EXERCISE: Reproduce every line of the material below verbatim, omitting the pictures from your answer.

RECORDS FOR THIS TASK:
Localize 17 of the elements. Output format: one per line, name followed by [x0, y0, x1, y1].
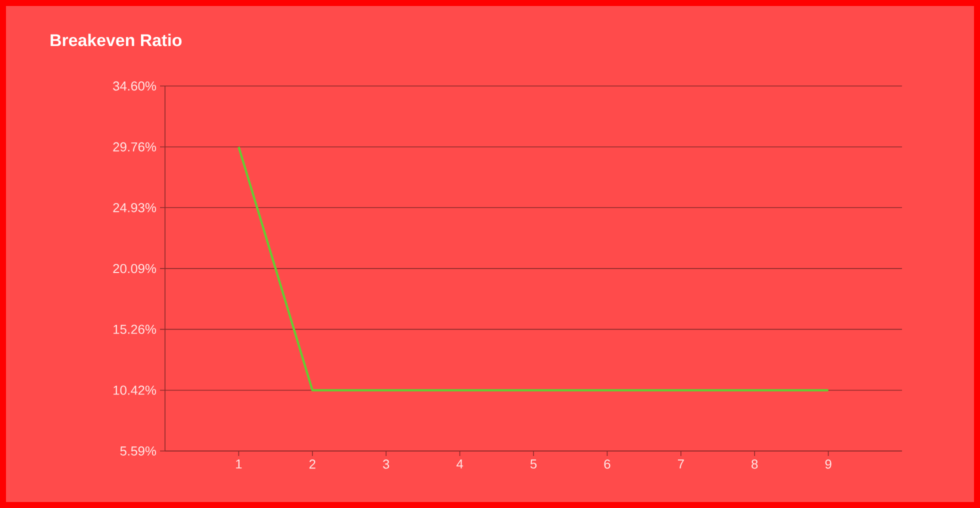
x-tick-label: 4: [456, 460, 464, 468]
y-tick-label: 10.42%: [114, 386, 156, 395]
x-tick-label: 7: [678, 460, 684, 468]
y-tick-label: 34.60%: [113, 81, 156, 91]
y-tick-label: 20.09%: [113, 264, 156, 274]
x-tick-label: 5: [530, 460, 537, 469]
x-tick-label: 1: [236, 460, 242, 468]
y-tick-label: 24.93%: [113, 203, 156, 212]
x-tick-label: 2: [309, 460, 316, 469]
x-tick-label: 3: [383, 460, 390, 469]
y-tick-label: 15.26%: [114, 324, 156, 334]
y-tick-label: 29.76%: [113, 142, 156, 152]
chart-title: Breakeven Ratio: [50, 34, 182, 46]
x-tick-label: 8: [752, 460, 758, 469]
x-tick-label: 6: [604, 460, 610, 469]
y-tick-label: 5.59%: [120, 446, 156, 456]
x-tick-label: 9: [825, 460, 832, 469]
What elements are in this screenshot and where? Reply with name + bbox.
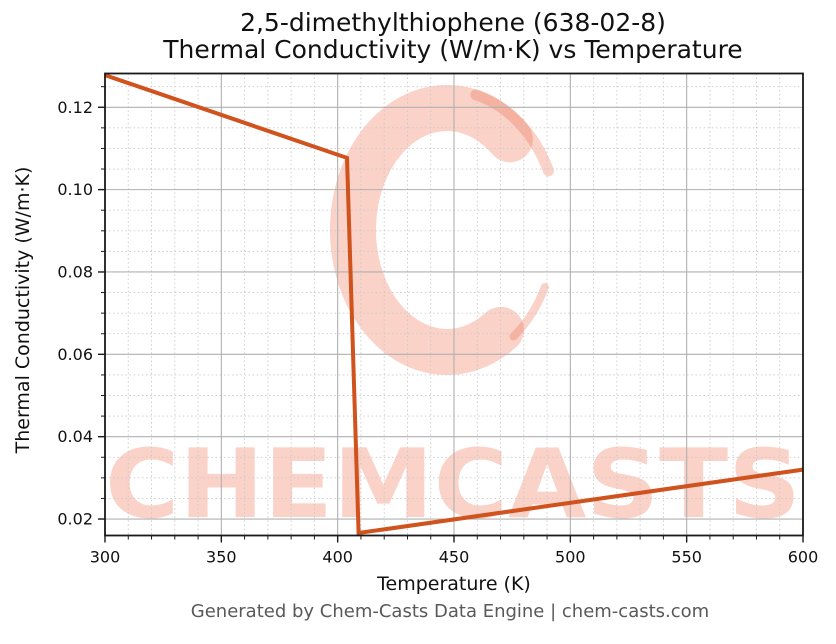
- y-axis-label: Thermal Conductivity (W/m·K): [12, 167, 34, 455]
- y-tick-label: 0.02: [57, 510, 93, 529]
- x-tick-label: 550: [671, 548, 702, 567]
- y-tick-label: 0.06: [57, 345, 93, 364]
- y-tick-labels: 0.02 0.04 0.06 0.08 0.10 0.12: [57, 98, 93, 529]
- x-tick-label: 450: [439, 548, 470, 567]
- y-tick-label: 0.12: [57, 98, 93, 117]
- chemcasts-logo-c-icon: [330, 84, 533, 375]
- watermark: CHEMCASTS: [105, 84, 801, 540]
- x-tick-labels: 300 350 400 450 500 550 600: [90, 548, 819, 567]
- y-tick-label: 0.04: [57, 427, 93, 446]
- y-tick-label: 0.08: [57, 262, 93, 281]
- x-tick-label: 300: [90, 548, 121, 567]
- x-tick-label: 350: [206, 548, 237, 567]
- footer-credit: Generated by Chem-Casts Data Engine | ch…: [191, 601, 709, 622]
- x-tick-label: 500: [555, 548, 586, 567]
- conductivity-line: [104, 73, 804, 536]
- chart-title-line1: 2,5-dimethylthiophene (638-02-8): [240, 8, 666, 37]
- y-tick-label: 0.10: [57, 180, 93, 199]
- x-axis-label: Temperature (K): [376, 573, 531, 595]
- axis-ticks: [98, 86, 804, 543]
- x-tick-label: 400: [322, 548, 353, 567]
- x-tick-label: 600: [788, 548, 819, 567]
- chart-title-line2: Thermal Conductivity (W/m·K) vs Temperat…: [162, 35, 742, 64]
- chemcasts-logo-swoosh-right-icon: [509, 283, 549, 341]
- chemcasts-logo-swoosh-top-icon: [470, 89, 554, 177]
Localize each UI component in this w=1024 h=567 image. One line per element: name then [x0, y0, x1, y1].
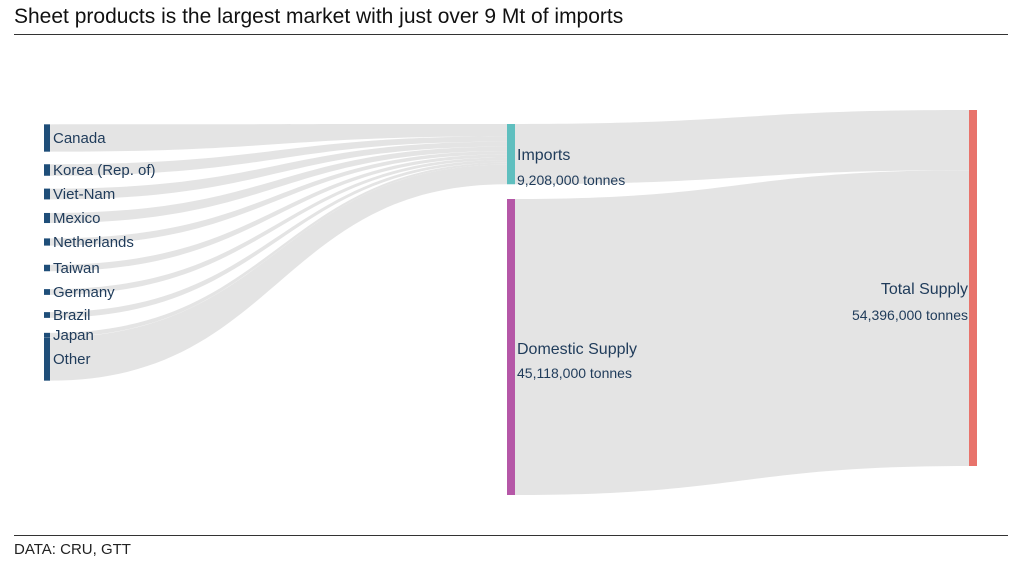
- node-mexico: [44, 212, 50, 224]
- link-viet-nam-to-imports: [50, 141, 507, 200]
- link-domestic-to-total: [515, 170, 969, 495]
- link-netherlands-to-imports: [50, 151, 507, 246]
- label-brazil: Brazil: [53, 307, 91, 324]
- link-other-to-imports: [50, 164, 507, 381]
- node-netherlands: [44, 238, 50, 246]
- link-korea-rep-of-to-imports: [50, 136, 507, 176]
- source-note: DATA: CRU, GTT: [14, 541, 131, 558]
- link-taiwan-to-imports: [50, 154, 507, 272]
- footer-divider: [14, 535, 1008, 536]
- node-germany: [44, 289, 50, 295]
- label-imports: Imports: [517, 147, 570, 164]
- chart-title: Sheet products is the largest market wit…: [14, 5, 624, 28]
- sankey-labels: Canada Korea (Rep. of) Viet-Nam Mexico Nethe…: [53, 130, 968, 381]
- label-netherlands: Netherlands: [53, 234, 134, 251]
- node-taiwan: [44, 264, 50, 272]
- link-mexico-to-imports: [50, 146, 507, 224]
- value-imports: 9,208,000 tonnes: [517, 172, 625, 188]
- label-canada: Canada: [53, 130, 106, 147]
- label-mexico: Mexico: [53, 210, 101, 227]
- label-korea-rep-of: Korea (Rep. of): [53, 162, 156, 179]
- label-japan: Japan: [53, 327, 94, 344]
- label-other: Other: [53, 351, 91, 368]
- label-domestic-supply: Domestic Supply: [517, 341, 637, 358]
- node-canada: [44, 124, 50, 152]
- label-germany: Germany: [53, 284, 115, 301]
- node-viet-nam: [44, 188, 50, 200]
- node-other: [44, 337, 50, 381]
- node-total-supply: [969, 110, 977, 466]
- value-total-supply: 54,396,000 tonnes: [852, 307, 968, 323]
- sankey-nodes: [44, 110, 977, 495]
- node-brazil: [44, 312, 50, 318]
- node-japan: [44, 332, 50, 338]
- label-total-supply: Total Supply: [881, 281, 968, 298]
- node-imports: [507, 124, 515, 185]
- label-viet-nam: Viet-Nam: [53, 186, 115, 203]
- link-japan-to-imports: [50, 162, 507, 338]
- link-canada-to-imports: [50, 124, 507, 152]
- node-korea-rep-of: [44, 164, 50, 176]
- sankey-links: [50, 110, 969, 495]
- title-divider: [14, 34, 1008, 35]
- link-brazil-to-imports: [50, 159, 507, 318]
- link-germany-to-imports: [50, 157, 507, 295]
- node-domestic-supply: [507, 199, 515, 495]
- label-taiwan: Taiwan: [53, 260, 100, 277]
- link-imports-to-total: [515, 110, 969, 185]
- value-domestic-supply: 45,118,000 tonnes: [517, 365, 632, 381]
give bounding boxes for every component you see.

OUTPUT FOR THIS TASK:
Localize 17 of the elements. Output format: one per line, name followed by [x0, y0, x1, y1].
x-tick-label: 4: [456, 460, 464, 468]
y-tick-label: 10.42%: [114, 386, 156, 395]
x-tick-label: 7: [678, 460, 684, 468]
y-tick-label: 34.60%: [113, 81, 156, 91]
y-tick-label: 20.09%: [113, 264, 156, 274]
x-tick-label: 5: [530, 460, 537, 469]
x-tick-label: 1: [236, 460, 242, 468]
y-tick-label: 24.93%: [113, 203, 156, 212]
x-tick-label: 2: [309, 460, 316, 469]
x-tick-label: 3: [383, 460, 390, 469]
y-tick-label: 15.26%: [114, 324, 156, 334]
y-tick-label: 29.76%: [113, 142, 156, 152]
chart-title: Breakeven Ratio: [50, 34, 182, 46]
x-tick-label: 8: [752, 460, 758, 469]
x-tick-label: 6: [604, 460, 610, 469]
y-tick-label: 5.59%: [120, 446, 156, 456]
x-tick-label: 9: [825, 460, 832, 469]
What elements are in this screenshot and where? Reply with name + bbox.
- y-axis-label: Thermal Conductivity (W/m·K): [12, 167, 34, 455]
- y-tick-label: 0.02: [57, 510, 93, 529]
- x-tick-label: 550: [671, 548, 702, 567]
- y-tick-label: 0.06: [57, 345, 93, 364]
- y-tick-labels: 0.02 0.04 0.06 0.08 0.10 0.12: [57, 98, 93, 529]
- x-tick-label: 450: [439, 548, 470, 567]
- y-tick-label: 0.12: [57, 98, 93, 117]
- chemcasts-logo-c-icon: [330, 84, 533, 375]
- watermark: CHEMCASTS: [105, 84, 801, 540]
- x-tick-labels: 300 350 400 450 500 550 600: [90, 548, 819, 567]
- y-tick-label: 0.04: [57, 427, 93, 446]
- y-tick-label: 0.08: [57, 262, 93, 281]
- x-tick-label: 300: [90, 548, 121, 567]
- x-tick-label: 350: [206, 548, 237, 567]
- footer-credit: Generated by Chem-Casts Data Engine | ch…: [191, 601, 709, 622]
- x-tick-label: 500: [555, 548, 586, 567]
- conductivity-line: [104, 73, 804, 536]
- chart-title-line1: 2,5-dimethylthiophene (638-02-8): [240, 8, 666, 37]
- y-tick-label: 0.10: [57, 180, 93, 199]
- x-axis-label: Temperature (K): [376, 573, 531, 595]
- axis-ticks: [98, 86, 804, 543]
- x-tick-label: 400: [322, 548, 353, 567]
- x-tick-label: 600: [788, 548, 819, 567]
- chart-title-line2: Thermal Conductivity (W/m·K) vs Temperat…: [162, 35, 742, 64]
- chemcasts-logo-swoosh-right-icon: [509, 283, 549, 341]
- chemcasts-logo-swoosh-top-icon: [470, 89, 554, 177]
Localize each UI component in this w=1024 h=567 image. One line per element: name then [x0, y0, x1, y1].
- node-mexico: [44, 212, 50, 224]
- link-viet-nam-to-imports: [50, 141, 507, 200]
- link-domestic-to-total: [515, 170, 969, 495]
- link-netherlands-to-imports: [50, 151, 507, 246]
- label-brazil: Brazil: [53, 307, 91, 324]
- link-other-to-imports: [50, 164, 507, 381]
- node-netherlands: [44, 238, 50, 246]
- link-korea-rep-of-to-imports: [50, 136, 507, 176]
- source-note: DATA: CRU, GTT: [14, 541, 131, 558]
- link-taiwan-to-imports: [50, 154, 507, 272]
- footer-divider: [14, 535, 1008, 536]
- node-germany: [44, 289, 50, 295]
- label-imports: Imports: [517, 147, 570, 164]
- chart-title: Sheet products is the largest market wit…: [14, 5, 624, 28]
- sankey-labels: Canada Korea (Rep. of) Viet-Nam Mexico Nethe…: [53, 130, 968, 381]
- label-netherlands: Netherlands: [53, 234, 134, 251]
- node-taiwan: [44, 264, 50, 272]
- link-mexico-to-imports: [50, 146, 507, 224]
- value-imports: 9,208,000 tonnes: [517, 172, 625, 188]
- label-canada: Canada: [53, 130, 106, 147]
- label-mexico: Mexico: [53, 210, 101, 227]
- label-korea-rep-of: Korea (Rep. of): [53, 162, 156, 179]
- label-japan: Japan: [53, 327, 94, 344]
- label-other: Other: [53, 351, 91, 368]
- label-domestic-supply: Domestic Supply: [517, 341, 637, 358]
- node-canada: [44, 124, 50, 152]
- label-germany: Germany: [53, 284, 115, 301]
- node-viet-nam: [44, 188, 50, 200]
- node-other: [44, 337, 50, 381]
- node-total-supply: [969, 110, 977, 466]
- value-total-supply: 54,396,000 tonnes: [852, 307, 968, 323]
- sankey-nodes: [44, 110, 977, 495]
- node-brazil: [44, 312, 50, 318]
- node-japan: [44, 332, 50, 338]
- label-total-supply: Total Supply: [881, 281, 968, 298]
- node-imports: [507, 124, 515, 185]
- label-viet-nam: Viet-Nam: [53, 186, 115, 203]
- link-japan-to-imports: [50, 162, 507, 338]
- link-canada-to-imports: [50, 124, 507, 152]
- node-korea-rep-of: [44, 164, 50, 176]
- sankey-links: [50, 110, 969, 495]
- title-divider: [14, 34, 1008, 35]
- link-brazil-to-imports: [50, 159, 507, 318]
- link-germany-to-imports: [50, 157, 507, 295]
- node-domestic-supply: [507, 199, 515, 495]
- label-taiwan: Taiwan: [53, 260, 100, 277]
- link-imports-to-total: [515, 110, 969, 185]
- value-domestic-supply: 45,118,000 tonnes: [517, 365, 632, 381]
give bounding boxes for every component you see.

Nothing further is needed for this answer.